*THE EXERCISE*.
State the number of lines where "true" appears. Add nothing else.

+===+

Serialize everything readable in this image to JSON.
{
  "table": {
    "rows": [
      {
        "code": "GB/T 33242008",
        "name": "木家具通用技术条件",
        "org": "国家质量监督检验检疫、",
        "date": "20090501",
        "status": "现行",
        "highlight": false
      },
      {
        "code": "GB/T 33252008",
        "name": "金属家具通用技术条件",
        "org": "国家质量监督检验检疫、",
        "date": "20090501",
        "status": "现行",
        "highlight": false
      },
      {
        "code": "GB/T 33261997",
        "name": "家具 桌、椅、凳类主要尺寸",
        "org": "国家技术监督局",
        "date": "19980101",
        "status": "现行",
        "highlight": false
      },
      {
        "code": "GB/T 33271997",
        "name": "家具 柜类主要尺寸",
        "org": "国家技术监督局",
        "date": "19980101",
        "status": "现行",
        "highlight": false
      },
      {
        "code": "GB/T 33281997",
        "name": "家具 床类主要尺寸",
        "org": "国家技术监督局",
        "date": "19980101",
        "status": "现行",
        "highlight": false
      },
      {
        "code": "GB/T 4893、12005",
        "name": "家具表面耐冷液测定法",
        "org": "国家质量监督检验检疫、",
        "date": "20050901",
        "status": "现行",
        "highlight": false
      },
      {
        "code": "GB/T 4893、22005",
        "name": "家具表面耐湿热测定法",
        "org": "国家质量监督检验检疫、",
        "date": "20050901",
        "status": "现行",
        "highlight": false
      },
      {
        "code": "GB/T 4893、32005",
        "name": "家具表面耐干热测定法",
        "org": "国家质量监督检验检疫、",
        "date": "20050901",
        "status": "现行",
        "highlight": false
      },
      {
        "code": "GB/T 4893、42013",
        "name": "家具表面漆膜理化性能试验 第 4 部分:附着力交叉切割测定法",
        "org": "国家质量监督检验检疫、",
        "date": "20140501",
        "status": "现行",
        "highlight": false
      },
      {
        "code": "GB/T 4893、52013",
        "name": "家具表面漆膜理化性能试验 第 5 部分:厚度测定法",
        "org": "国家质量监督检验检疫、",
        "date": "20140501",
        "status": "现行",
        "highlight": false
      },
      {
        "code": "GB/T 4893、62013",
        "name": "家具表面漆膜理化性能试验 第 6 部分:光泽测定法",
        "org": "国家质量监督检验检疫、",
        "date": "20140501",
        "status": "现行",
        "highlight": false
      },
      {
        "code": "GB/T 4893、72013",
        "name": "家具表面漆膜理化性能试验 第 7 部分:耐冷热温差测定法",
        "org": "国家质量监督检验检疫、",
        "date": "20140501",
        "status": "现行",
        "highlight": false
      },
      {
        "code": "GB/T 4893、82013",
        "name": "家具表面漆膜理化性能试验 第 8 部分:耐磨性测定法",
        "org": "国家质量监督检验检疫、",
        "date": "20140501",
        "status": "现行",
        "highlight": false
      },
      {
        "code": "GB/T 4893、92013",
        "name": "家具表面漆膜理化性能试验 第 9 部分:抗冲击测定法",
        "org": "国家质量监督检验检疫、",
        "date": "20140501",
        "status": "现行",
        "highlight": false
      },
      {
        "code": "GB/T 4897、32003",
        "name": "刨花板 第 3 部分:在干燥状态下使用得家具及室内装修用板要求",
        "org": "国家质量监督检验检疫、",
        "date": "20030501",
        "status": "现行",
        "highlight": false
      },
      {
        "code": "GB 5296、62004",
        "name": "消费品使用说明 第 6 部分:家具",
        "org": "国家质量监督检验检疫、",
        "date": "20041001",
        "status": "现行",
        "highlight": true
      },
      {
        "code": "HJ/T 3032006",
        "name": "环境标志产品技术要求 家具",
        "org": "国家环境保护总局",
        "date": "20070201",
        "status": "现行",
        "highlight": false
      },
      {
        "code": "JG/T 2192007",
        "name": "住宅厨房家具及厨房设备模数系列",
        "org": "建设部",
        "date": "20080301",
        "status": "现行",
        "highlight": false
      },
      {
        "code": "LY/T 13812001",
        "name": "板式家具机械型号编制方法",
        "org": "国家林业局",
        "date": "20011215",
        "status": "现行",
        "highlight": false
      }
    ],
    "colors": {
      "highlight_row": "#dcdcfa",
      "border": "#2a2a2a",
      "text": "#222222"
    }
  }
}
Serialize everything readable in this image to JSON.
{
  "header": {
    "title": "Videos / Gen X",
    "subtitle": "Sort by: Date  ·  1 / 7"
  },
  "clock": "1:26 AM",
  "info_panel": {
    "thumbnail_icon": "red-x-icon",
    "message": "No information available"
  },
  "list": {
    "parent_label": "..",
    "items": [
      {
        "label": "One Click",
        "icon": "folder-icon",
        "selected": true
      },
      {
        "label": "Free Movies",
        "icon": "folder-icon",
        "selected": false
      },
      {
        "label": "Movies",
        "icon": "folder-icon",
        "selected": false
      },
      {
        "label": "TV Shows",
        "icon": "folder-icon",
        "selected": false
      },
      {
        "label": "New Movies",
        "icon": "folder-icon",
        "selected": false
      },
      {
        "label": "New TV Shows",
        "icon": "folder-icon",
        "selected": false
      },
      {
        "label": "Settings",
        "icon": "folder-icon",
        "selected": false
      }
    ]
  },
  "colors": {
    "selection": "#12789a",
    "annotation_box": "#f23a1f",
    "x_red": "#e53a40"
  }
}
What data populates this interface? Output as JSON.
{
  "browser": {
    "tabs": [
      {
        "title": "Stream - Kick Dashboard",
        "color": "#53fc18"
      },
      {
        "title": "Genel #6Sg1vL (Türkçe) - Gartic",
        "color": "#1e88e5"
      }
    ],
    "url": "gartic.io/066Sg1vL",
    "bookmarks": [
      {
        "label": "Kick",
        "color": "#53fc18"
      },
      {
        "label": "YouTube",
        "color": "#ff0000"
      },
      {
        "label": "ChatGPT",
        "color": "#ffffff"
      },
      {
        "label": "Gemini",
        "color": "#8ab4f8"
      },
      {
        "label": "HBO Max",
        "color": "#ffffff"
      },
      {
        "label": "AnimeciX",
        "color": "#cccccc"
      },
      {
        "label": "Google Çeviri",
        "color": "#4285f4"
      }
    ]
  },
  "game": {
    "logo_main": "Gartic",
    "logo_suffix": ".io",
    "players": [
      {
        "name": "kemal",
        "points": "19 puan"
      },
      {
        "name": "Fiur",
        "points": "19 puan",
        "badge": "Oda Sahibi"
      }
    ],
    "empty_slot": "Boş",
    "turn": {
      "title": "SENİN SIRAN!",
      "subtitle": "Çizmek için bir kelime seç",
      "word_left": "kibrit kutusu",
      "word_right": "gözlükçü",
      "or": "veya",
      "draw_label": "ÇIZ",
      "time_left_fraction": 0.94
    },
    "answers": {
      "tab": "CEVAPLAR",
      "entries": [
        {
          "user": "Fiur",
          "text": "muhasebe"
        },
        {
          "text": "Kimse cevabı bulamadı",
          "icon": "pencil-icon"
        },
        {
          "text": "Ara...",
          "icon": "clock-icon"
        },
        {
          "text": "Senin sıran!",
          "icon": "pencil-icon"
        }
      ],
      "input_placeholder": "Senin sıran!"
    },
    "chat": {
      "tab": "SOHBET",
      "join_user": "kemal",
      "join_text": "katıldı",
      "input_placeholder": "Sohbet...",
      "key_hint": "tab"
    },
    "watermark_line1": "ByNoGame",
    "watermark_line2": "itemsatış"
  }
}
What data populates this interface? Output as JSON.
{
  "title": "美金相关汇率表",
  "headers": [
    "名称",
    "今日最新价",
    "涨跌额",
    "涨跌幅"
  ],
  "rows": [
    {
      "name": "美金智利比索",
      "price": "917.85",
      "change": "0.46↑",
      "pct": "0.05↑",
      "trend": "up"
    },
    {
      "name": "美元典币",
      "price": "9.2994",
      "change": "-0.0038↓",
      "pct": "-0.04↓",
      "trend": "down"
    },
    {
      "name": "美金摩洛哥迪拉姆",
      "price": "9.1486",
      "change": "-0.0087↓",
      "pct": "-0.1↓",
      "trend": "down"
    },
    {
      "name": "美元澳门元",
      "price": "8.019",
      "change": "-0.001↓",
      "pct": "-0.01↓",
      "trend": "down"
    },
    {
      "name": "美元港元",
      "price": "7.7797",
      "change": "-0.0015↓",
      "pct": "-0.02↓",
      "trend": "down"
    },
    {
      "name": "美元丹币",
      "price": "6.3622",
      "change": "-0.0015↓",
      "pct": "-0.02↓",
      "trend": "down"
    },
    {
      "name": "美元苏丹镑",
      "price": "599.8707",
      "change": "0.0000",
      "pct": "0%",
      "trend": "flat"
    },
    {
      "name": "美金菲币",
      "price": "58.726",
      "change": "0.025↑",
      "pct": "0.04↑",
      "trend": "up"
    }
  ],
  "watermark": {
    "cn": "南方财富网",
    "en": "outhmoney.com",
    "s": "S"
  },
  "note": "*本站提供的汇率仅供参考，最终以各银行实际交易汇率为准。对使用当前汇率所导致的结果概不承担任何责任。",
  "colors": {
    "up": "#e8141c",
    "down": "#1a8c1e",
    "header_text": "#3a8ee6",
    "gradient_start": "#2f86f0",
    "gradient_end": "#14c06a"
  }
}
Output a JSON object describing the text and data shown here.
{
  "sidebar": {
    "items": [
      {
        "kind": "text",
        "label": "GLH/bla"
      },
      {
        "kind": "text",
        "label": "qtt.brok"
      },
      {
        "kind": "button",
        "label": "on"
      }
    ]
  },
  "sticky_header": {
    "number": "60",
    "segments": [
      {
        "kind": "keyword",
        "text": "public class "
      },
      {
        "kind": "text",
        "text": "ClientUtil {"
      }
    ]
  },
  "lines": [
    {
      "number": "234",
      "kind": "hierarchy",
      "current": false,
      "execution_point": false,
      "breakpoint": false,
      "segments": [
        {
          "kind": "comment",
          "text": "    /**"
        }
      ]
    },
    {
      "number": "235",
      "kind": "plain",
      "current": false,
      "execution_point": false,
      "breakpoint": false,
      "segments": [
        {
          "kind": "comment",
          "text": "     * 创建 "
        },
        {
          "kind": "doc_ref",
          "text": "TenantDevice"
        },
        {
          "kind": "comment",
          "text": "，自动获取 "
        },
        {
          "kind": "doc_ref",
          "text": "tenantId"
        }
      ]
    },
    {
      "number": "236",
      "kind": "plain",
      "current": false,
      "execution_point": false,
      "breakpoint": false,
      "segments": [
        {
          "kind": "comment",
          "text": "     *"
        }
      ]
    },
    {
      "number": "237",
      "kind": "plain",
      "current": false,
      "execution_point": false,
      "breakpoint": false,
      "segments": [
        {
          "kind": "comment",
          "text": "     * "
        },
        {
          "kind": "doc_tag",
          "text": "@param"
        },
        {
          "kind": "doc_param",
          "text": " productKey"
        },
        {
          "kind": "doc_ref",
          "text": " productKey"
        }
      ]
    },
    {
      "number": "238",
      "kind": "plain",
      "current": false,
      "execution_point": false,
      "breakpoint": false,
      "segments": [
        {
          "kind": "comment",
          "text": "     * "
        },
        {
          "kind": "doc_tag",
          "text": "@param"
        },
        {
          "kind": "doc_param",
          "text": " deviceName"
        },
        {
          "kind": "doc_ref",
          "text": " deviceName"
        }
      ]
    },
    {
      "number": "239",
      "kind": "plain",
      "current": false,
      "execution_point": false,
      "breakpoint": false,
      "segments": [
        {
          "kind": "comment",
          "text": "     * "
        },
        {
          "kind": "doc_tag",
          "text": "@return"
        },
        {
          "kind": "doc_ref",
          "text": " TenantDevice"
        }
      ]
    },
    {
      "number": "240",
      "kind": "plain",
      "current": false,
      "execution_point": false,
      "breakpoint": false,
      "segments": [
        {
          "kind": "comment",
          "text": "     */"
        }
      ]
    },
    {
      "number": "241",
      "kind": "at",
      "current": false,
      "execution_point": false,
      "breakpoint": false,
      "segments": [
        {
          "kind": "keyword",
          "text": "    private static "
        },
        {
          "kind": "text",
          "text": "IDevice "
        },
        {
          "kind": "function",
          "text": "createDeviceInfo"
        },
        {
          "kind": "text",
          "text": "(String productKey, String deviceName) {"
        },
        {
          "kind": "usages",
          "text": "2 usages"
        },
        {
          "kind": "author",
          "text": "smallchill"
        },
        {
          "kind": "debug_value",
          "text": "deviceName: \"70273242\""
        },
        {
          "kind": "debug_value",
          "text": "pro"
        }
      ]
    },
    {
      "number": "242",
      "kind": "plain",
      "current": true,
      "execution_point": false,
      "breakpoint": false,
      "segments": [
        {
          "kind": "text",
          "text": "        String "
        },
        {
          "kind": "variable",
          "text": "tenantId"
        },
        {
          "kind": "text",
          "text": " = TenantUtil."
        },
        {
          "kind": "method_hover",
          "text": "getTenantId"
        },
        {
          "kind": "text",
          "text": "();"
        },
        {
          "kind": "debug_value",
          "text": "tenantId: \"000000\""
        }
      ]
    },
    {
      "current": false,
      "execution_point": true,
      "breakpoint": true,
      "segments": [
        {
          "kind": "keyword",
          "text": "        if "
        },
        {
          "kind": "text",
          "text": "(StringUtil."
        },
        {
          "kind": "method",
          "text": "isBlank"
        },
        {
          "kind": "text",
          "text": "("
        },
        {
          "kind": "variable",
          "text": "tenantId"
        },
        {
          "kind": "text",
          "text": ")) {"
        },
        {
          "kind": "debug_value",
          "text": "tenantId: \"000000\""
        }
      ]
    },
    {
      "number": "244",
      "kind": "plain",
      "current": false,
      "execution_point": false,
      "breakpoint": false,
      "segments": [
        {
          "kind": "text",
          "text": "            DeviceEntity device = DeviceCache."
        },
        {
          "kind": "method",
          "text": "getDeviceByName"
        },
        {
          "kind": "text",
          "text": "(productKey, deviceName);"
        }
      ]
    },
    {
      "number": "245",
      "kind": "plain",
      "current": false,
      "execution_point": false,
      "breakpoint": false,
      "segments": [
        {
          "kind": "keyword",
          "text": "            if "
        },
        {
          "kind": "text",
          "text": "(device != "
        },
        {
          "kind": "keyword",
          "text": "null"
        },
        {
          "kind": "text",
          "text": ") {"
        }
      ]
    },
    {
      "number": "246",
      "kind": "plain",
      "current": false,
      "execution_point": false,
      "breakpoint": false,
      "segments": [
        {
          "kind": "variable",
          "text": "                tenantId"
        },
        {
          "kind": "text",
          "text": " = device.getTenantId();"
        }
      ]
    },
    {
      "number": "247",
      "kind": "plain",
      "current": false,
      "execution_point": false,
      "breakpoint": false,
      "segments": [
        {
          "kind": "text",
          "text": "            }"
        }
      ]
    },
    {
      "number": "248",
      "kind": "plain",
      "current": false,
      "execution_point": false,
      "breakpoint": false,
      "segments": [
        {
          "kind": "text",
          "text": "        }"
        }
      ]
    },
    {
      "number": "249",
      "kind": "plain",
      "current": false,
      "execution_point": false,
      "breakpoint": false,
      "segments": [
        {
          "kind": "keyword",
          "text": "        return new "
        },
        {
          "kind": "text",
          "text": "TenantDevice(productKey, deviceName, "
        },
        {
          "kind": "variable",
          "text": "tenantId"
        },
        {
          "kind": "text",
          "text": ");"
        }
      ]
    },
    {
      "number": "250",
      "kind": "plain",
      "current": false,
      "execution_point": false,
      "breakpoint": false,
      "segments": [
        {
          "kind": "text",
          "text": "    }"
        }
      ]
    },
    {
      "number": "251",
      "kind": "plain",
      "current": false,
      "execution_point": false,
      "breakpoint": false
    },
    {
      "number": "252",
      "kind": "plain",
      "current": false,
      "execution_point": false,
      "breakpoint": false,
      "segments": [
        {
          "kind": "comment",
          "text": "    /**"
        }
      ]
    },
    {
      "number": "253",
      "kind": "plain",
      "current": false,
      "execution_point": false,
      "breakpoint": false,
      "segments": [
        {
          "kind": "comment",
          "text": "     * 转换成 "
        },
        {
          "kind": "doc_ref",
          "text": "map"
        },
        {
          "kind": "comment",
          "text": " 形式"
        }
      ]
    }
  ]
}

+===+

*EXPECTED ANSWER*.
5